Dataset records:
════════════════════

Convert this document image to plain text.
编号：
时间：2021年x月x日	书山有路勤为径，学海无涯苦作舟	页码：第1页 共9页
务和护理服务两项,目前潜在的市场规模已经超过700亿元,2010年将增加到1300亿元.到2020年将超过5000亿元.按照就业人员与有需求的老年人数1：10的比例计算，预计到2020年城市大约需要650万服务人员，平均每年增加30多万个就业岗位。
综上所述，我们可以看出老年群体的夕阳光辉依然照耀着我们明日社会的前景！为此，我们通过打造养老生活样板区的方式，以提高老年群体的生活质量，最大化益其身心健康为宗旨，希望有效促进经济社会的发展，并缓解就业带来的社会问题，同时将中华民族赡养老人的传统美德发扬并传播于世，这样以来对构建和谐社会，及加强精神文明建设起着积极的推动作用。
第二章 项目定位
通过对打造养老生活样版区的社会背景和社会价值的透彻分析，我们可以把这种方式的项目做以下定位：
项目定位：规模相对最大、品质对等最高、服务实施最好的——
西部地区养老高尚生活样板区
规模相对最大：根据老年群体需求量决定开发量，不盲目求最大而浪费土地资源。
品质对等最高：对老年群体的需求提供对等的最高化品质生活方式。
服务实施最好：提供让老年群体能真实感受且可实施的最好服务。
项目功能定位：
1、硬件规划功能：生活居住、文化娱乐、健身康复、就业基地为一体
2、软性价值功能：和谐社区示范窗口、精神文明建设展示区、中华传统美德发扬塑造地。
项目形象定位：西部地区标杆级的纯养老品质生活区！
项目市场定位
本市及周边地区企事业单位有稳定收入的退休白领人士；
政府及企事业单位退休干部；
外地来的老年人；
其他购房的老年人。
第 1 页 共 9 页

════════════════════

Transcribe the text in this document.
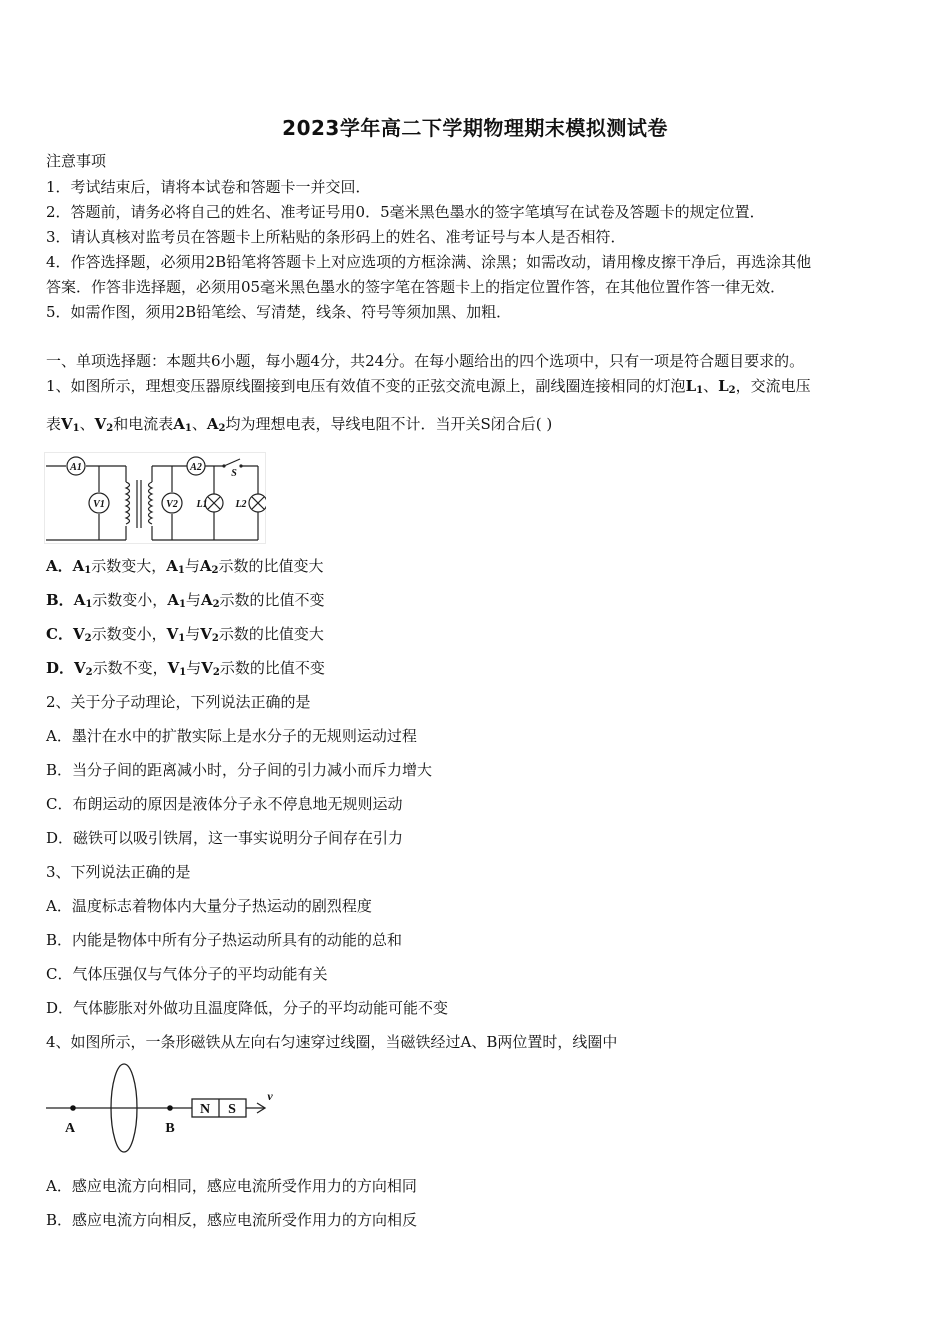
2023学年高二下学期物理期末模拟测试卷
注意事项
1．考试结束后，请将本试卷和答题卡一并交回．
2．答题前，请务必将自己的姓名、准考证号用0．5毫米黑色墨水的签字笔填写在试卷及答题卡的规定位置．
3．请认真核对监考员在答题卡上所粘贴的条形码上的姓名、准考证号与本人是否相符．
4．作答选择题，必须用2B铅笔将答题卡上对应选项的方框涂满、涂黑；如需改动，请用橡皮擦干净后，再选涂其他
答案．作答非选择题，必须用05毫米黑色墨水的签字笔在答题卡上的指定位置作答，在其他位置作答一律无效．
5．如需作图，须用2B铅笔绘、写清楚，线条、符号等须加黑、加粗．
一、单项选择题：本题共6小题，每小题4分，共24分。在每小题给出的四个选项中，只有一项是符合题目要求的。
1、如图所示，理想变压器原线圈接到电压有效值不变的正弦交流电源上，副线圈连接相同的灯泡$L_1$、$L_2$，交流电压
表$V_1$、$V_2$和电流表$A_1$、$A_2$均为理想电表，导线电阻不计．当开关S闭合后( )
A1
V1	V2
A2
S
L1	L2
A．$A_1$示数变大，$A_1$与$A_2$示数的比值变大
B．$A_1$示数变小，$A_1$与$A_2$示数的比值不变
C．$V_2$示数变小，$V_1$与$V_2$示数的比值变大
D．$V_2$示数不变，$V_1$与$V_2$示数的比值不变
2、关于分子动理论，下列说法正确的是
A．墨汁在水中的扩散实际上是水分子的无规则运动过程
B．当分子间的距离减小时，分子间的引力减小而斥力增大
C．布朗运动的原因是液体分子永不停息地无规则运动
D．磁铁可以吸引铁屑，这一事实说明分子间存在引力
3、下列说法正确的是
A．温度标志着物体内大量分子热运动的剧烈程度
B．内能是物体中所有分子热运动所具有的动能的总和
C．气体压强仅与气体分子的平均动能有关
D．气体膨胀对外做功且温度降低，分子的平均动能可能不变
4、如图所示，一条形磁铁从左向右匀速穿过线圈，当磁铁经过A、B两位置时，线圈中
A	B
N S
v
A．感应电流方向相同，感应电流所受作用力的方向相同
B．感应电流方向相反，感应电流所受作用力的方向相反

════════════════════

Stated exercise:
Give only the number of lines above that hold the string "示数的比值不变".

The solution:
2